═════ Information supplied ═════
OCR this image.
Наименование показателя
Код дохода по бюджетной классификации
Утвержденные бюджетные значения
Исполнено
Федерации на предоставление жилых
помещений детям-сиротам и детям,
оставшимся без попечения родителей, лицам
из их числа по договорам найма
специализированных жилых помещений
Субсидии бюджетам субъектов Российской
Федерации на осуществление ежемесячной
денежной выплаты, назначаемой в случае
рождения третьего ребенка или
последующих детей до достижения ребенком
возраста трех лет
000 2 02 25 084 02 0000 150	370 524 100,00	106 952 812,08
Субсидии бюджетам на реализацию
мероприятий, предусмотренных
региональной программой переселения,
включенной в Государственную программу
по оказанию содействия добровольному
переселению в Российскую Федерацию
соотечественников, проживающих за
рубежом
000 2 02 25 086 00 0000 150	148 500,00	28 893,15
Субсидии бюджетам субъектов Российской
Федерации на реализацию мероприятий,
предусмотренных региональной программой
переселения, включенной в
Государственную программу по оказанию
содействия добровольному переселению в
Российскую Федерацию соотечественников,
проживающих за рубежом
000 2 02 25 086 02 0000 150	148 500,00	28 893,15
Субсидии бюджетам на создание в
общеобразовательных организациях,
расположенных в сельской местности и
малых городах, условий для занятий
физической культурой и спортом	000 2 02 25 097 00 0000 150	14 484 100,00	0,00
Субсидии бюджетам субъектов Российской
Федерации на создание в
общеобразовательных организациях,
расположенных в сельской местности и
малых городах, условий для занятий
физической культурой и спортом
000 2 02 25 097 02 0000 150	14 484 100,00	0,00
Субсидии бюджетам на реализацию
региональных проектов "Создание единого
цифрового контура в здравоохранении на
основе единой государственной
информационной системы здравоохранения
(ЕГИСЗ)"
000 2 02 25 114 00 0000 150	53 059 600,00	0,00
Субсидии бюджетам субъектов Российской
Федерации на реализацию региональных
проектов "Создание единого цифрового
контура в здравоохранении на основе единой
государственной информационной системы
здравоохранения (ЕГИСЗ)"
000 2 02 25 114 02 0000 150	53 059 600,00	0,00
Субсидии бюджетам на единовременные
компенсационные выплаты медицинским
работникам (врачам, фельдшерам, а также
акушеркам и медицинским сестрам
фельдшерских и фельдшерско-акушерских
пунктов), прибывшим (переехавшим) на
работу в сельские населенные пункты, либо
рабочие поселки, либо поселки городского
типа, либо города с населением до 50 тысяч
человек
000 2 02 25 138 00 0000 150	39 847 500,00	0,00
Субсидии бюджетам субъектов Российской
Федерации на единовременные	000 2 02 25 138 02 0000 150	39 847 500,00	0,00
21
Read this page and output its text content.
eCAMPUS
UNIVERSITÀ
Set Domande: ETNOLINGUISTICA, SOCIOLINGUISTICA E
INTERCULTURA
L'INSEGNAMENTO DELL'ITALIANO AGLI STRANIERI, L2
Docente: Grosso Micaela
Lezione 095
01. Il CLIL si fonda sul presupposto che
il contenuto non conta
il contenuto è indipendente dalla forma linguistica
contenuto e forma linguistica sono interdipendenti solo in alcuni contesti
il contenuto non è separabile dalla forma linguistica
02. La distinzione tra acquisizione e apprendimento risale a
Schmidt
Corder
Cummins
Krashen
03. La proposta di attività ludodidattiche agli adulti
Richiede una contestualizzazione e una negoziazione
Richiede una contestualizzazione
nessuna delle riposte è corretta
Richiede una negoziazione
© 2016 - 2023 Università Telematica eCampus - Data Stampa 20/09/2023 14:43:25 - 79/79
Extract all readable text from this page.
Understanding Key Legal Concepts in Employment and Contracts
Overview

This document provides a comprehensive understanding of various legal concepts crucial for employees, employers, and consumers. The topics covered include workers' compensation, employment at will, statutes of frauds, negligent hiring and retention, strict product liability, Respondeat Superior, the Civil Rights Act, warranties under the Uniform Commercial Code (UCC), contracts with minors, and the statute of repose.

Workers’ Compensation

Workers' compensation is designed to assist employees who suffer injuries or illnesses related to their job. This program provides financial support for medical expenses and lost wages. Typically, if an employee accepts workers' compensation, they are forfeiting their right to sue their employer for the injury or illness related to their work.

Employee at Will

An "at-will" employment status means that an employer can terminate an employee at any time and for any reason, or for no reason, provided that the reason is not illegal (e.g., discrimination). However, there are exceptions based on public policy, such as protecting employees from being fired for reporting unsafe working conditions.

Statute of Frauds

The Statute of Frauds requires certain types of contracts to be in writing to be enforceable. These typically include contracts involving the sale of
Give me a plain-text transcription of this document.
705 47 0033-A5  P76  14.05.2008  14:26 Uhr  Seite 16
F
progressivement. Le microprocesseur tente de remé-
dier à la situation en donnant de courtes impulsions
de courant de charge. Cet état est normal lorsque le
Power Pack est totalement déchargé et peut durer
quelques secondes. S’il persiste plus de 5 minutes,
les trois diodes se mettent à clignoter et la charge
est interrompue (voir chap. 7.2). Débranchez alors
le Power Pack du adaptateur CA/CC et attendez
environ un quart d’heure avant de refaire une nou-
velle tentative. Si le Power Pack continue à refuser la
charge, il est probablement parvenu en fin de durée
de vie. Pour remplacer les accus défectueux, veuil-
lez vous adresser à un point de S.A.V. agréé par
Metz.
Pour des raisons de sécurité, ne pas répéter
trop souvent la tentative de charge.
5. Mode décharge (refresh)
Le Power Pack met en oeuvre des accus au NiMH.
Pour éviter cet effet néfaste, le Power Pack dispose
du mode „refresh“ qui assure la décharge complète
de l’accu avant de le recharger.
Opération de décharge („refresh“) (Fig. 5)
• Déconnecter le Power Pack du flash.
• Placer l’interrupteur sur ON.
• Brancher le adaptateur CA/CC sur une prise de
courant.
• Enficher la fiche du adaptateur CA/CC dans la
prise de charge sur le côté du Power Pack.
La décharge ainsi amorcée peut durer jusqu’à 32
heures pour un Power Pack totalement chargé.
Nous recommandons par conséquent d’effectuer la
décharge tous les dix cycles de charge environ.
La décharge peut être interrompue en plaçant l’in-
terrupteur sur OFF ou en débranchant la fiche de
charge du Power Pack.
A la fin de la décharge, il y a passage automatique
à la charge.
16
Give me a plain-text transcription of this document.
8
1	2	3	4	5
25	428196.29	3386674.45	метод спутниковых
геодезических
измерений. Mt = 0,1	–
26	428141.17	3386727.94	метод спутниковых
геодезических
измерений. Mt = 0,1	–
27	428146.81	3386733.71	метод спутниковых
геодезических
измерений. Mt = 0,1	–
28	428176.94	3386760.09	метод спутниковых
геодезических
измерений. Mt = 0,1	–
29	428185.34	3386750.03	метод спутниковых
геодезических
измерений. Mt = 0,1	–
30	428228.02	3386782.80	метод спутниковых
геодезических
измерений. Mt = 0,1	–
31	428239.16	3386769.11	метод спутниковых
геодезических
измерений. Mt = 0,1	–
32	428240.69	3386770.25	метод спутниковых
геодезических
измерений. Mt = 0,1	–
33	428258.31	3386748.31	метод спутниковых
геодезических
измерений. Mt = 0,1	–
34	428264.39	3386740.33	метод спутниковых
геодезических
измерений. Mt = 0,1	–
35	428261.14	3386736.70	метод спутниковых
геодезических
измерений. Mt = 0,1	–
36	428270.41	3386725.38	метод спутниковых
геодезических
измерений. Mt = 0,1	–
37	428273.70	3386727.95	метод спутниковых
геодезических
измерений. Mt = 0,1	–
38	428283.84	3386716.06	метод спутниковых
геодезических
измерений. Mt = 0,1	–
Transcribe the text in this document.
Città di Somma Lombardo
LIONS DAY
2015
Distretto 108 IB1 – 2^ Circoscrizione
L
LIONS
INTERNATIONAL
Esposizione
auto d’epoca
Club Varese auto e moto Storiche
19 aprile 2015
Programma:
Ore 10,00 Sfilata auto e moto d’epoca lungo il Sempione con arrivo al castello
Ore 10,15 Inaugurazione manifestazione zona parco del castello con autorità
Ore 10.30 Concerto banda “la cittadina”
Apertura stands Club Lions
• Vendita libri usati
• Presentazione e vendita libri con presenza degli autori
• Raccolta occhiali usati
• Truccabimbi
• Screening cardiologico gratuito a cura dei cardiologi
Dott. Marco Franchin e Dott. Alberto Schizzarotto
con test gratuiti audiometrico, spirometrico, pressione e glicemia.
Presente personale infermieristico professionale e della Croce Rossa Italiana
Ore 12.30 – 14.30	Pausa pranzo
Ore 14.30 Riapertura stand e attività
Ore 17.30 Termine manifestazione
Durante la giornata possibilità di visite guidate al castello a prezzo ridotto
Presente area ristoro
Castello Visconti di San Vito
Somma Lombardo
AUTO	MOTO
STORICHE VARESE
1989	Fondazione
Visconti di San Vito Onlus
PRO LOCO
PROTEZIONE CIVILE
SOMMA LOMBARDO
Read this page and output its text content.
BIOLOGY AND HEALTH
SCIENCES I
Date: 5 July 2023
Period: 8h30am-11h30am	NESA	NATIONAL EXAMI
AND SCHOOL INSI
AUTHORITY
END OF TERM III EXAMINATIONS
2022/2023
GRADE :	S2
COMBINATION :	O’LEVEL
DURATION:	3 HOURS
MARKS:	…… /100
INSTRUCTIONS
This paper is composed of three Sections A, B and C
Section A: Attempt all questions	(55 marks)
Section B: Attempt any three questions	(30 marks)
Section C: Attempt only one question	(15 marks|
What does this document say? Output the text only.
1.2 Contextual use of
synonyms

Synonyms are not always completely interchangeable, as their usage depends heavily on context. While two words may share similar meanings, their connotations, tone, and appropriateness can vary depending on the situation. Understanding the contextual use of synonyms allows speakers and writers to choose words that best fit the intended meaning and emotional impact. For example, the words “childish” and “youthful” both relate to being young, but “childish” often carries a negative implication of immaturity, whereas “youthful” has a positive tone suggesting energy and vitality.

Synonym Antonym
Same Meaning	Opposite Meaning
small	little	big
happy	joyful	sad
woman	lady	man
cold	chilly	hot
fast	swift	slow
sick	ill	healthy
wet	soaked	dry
═════
▶ Description of the task
Using the listing, copy every line where the word "totalement" shows up.

▶ Written solution
Power Pack est totalement déchargé et peut durer
heures pour un Power Pack totalement chargé.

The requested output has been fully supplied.